# SUPPLIED RECORDS:
━━━━━━━━━━━━━━━━━━━━━━━━━━━━━━

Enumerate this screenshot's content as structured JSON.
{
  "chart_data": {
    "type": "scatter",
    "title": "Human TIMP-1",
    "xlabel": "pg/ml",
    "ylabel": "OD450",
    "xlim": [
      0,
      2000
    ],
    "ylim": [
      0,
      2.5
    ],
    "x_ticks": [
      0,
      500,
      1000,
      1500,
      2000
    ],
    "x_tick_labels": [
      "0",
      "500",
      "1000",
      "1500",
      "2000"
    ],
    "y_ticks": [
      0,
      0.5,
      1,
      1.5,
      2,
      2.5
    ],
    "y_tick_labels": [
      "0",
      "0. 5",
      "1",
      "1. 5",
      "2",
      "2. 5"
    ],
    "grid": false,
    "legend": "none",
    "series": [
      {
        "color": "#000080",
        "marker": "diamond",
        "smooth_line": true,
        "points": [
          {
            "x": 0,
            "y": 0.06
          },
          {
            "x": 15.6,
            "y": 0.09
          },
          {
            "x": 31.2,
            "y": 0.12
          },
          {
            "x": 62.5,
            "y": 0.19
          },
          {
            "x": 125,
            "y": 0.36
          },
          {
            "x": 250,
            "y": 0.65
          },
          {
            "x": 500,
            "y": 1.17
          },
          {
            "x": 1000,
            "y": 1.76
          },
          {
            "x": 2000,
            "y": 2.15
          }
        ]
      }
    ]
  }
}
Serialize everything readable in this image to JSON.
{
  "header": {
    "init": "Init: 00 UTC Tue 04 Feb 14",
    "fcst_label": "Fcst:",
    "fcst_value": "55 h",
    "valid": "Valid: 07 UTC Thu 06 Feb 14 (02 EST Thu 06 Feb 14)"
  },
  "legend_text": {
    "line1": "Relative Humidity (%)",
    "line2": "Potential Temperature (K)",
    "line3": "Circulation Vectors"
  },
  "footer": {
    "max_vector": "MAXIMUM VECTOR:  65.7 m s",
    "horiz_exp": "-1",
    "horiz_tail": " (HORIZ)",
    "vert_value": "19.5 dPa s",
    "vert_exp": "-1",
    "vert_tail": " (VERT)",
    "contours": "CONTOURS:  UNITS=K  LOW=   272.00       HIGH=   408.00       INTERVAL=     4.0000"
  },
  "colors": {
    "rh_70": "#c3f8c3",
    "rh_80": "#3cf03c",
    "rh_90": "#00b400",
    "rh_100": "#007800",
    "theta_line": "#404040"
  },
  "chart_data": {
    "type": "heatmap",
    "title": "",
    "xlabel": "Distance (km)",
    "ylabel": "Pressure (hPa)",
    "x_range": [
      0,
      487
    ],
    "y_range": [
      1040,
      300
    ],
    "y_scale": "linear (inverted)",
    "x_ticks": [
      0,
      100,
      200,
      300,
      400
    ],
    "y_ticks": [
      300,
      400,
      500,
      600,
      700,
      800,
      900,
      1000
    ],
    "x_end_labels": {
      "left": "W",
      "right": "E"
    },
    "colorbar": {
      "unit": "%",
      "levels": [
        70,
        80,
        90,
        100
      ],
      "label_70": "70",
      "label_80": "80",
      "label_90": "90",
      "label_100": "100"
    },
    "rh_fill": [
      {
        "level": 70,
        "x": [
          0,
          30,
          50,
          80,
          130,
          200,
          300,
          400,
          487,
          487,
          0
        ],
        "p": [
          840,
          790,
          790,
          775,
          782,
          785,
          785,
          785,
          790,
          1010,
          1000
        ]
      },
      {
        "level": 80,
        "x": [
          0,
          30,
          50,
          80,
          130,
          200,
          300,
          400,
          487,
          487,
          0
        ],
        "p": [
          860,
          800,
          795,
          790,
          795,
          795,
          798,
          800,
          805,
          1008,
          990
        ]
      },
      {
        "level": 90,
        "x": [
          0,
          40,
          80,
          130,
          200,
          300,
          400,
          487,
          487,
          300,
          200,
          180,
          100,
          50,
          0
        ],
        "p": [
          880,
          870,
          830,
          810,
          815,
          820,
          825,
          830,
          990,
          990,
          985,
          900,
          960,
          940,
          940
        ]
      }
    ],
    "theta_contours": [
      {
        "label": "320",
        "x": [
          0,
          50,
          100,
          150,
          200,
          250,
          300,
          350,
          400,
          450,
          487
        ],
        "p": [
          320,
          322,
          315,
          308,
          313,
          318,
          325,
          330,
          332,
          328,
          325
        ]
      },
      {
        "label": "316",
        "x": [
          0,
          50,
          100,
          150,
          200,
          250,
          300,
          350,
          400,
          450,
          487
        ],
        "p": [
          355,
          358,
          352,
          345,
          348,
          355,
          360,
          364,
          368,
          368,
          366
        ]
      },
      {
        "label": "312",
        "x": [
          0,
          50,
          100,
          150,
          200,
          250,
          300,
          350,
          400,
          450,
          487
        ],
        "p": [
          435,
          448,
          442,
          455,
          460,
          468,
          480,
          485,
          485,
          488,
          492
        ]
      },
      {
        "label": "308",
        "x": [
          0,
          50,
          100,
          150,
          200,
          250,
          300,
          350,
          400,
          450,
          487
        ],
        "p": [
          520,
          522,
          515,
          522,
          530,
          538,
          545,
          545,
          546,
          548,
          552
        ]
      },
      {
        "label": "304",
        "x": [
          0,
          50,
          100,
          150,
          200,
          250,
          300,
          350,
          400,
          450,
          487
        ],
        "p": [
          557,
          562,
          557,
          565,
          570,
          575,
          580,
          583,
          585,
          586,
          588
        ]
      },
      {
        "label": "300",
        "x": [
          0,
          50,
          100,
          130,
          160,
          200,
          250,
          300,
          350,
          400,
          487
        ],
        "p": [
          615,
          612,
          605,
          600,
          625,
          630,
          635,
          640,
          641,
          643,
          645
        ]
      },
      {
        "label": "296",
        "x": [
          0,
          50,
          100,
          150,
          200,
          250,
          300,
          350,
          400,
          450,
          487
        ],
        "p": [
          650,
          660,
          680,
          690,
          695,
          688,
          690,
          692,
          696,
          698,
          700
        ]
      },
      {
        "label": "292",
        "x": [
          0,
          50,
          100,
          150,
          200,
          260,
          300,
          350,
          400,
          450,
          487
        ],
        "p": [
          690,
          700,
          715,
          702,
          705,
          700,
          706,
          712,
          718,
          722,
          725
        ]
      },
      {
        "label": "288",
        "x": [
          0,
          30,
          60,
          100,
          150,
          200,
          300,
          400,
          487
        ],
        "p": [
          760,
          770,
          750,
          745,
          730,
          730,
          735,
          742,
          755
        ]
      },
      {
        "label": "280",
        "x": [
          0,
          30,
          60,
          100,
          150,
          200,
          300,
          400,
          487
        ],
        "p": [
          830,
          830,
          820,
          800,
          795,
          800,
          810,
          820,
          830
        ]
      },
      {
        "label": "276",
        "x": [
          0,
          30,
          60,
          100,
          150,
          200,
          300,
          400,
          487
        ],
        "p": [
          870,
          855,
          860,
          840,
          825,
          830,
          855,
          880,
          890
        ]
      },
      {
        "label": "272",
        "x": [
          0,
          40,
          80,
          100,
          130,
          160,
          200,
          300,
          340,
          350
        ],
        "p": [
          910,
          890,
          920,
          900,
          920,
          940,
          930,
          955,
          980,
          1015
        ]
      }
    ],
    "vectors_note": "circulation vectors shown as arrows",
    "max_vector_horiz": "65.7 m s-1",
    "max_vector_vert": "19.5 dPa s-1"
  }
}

━━━━━━━━━━━━━━━━━━━━━━━━━━━━━━

# INSTRUCTION:
Copy every line of the listing that contains the word "this".

# SOLUTION TO THE PROBLEM:
Enumerate this screenshot's content as structured JSON.
Serialize everything readable in this image to JSON.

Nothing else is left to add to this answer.